• **PROBLEM REQUIREMENTS**
Go through the lines below. Copy those with "Subscapular".

++++++

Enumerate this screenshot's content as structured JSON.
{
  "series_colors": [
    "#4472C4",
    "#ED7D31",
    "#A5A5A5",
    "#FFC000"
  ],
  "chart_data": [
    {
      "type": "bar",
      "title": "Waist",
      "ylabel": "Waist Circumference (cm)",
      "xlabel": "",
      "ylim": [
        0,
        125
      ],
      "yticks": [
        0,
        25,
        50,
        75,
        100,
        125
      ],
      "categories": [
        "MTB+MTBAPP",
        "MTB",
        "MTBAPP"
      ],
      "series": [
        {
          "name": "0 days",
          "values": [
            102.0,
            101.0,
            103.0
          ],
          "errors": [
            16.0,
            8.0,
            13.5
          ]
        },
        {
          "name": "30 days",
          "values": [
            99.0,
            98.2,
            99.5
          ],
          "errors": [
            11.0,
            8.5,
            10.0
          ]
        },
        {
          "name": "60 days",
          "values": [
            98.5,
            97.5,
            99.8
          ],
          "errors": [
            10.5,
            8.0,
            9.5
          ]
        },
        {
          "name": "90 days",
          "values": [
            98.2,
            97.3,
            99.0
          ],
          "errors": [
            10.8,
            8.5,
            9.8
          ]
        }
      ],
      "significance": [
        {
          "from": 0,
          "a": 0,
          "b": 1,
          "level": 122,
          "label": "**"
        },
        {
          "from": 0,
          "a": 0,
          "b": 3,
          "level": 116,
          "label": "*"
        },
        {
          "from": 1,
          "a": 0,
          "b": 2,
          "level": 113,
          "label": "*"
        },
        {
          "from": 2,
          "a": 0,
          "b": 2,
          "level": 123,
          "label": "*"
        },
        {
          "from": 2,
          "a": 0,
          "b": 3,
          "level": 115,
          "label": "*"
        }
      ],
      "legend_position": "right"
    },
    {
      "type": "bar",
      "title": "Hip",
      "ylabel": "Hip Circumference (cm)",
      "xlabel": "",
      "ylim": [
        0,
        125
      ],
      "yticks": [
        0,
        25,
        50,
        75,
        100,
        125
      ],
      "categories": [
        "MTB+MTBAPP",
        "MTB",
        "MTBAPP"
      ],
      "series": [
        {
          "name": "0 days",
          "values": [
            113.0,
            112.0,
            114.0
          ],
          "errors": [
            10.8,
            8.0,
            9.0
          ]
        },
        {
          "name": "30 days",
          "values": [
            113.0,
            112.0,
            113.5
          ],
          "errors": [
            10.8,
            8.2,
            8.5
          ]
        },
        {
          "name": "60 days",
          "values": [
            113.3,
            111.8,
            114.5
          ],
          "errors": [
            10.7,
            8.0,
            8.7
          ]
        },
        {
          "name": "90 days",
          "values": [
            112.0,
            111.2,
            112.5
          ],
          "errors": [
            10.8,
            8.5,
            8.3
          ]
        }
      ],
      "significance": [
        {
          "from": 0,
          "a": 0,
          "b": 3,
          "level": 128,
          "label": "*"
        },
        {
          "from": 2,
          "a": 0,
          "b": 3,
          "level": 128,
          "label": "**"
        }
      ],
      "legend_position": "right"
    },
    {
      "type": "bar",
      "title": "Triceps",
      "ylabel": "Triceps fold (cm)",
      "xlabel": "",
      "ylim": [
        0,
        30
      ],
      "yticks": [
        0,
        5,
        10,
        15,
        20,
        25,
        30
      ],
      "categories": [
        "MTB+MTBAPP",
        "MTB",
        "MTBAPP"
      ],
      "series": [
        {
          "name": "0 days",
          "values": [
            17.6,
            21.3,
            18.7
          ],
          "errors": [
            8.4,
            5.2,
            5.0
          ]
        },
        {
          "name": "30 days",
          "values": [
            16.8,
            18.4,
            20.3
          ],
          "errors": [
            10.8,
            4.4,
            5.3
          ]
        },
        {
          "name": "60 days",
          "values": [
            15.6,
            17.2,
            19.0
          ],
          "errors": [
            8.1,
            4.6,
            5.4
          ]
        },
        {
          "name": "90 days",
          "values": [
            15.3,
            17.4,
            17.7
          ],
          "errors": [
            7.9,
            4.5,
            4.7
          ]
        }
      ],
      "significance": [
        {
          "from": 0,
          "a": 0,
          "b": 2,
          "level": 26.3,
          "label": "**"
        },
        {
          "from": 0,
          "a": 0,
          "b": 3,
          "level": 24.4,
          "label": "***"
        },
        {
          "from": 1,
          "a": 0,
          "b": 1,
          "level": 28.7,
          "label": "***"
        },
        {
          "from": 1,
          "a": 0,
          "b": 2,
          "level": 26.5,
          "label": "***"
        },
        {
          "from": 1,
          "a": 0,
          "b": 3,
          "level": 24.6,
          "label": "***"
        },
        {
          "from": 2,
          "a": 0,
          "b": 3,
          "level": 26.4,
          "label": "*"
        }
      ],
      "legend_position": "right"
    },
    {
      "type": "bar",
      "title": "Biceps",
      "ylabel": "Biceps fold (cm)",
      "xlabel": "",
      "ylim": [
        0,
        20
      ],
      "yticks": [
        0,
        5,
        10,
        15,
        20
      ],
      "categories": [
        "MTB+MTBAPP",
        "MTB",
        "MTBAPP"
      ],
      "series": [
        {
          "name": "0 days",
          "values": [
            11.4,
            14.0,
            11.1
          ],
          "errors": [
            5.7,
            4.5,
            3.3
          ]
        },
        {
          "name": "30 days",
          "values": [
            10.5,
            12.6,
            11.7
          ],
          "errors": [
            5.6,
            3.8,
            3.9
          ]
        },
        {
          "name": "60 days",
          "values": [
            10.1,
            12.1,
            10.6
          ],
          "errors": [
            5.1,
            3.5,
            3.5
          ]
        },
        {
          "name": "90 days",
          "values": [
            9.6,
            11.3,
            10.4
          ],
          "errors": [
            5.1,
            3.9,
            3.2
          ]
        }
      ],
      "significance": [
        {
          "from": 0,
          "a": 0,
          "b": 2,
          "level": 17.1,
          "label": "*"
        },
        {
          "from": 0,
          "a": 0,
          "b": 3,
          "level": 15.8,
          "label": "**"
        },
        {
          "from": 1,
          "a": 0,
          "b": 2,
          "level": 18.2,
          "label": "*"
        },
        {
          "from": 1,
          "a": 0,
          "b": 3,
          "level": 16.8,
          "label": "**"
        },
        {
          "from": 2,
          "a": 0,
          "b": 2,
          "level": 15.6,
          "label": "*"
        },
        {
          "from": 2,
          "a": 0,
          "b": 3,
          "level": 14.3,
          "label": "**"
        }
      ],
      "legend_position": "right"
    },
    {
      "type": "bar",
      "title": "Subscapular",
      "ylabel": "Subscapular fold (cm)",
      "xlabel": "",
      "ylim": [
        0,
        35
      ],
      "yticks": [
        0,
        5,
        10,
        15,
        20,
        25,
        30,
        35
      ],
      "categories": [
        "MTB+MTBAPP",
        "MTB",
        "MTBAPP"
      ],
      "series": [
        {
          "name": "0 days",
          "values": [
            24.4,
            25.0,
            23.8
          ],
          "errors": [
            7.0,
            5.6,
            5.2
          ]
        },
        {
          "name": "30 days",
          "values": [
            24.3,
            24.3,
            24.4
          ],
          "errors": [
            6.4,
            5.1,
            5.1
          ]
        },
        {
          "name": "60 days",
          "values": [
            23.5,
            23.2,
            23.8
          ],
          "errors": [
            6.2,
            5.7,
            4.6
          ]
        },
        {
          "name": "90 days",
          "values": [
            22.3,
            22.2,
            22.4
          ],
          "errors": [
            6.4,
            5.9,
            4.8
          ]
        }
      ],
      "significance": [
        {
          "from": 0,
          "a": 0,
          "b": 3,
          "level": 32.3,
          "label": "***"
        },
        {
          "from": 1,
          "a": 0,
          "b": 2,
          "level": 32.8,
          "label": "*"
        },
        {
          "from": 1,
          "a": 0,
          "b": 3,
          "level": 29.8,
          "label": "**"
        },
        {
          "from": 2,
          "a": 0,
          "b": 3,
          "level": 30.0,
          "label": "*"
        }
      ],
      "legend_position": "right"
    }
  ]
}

++++++

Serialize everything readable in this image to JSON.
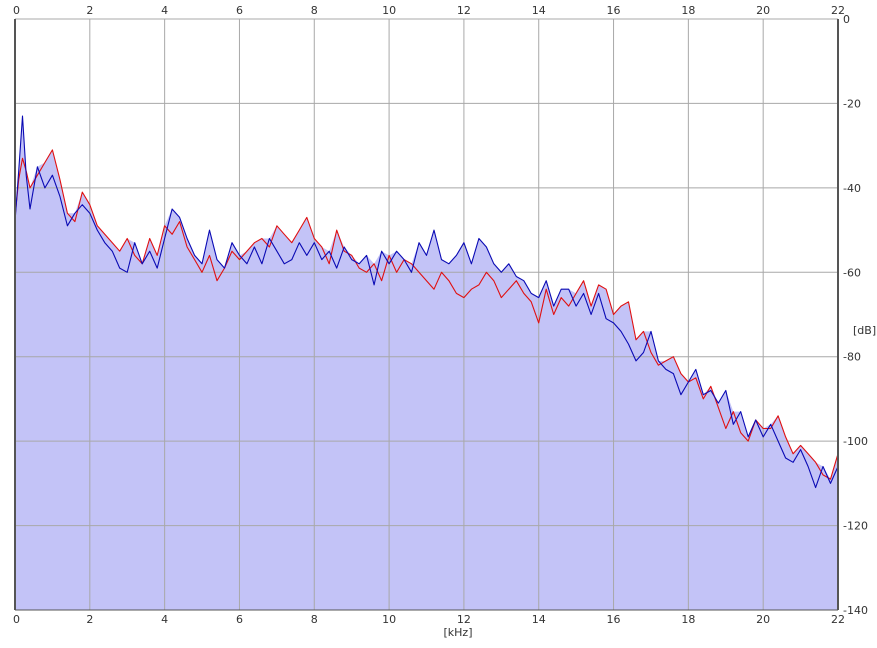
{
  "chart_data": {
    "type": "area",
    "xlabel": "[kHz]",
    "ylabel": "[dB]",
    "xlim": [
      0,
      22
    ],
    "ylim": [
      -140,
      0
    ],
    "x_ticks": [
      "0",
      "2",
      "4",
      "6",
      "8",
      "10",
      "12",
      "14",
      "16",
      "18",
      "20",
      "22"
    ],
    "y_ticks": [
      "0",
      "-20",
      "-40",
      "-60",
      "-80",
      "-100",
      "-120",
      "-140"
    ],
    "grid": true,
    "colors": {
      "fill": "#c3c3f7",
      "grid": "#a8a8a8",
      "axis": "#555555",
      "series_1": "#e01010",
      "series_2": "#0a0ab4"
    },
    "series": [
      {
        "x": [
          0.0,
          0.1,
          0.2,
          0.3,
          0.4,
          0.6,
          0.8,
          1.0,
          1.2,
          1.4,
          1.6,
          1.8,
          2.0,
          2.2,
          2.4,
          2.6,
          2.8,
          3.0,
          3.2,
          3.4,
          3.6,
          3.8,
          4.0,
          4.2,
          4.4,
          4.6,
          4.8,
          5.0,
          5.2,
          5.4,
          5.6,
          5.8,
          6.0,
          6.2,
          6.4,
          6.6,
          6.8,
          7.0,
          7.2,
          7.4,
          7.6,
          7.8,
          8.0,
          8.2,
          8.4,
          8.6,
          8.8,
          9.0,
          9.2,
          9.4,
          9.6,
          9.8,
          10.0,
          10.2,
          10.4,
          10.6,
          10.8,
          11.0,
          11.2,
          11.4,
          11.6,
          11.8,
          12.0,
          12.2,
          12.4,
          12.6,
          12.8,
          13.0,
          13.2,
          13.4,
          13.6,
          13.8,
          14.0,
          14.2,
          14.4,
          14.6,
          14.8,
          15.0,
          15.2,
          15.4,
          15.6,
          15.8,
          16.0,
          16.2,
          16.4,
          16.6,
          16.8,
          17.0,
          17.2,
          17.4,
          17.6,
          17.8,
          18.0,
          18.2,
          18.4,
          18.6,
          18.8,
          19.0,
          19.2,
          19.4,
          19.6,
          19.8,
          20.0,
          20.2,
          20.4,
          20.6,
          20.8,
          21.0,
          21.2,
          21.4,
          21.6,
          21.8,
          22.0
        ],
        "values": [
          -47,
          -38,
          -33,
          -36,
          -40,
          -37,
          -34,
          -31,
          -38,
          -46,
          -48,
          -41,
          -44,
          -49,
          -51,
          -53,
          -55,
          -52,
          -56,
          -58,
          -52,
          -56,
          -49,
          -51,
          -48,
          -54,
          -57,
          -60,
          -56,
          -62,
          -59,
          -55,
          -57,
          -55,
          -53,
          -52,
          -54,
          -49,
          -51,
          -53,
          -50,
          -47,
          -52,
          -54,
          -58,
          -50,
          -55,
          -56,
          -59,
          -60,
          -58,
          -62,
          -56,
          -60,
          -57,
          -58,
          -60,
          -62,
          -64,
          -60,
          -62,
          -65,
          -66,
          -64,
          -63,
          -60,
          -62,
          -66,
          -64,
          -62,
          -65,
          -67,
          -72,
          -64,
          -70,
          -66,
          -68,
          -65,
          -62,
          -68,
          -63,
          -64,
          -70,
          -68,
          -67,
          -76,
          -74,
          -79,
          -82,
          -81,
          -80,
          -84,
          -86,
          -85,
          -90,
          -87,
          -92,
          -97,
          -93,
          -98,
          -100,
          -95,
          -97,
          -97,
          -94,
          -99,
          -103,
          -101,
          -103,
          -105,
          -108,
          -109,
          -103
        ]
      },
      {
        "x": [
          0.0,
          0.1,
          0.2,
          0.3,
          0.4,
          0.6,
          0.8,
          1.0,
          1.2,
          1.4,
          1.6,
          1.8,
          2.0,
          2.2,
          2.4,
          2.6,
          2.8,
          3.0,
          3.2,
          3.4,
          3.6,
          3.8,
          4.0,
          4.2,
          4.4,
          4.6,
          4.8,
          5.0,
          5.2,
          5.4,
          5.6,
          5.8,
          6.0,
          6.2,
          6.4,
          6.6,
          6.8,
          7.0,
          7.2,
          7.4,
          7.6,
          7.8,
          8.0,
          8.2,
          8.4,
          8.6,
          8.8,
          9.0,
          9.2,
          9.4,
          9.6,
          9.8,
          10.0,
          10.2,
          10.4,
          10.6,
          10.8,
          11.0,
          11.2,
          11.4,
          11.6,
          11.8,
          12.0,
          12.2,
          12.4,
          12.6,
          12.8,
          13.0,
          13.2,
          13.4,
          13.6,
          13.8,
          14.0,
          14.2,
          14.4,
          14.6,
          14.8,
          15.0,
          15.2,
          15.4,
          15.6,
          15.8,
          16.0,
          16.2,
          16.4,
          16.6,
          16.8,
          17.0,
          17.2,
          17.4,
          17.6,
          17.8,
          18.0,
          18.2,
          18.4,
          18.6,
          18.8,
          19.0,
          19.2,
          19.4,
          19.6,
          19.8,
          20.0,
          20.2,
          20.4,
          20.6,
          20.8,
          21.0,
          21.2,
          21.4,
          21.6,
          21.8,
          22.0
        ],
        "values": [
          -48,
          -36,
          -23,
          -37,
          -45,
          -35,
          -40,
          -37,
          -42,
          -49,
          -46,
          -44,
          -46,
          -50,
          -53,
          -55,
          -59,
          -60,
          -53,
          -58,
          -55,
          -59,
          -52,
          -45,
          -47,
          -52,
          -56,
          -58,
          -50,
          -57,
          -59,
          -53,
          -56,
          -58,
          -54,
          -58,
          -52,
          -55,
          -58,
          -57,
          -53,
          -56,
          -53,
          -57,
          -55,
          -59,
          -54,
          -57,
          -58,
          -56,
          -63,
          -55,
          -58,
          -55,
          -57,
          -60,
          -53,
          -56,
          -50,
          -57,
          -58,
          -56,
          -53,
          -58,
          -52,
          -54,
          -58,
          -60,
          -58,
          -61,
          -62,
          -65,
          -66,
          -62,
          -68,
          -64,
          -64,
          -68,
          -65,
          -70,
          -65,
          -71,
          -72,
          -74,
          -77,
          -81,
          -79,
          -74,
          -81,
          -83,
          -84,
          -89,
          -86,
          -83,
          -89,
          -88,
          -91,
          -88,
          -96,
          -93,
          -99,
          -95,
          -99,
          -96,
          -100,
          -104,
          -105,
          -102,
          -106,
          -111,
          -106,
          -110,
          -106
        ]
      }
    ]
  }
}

++++++

• **OUTPUT FOR THIS EXERCISE**
      "title": "Subscapular",
      "ylabel": "Subscapular fold (cm)",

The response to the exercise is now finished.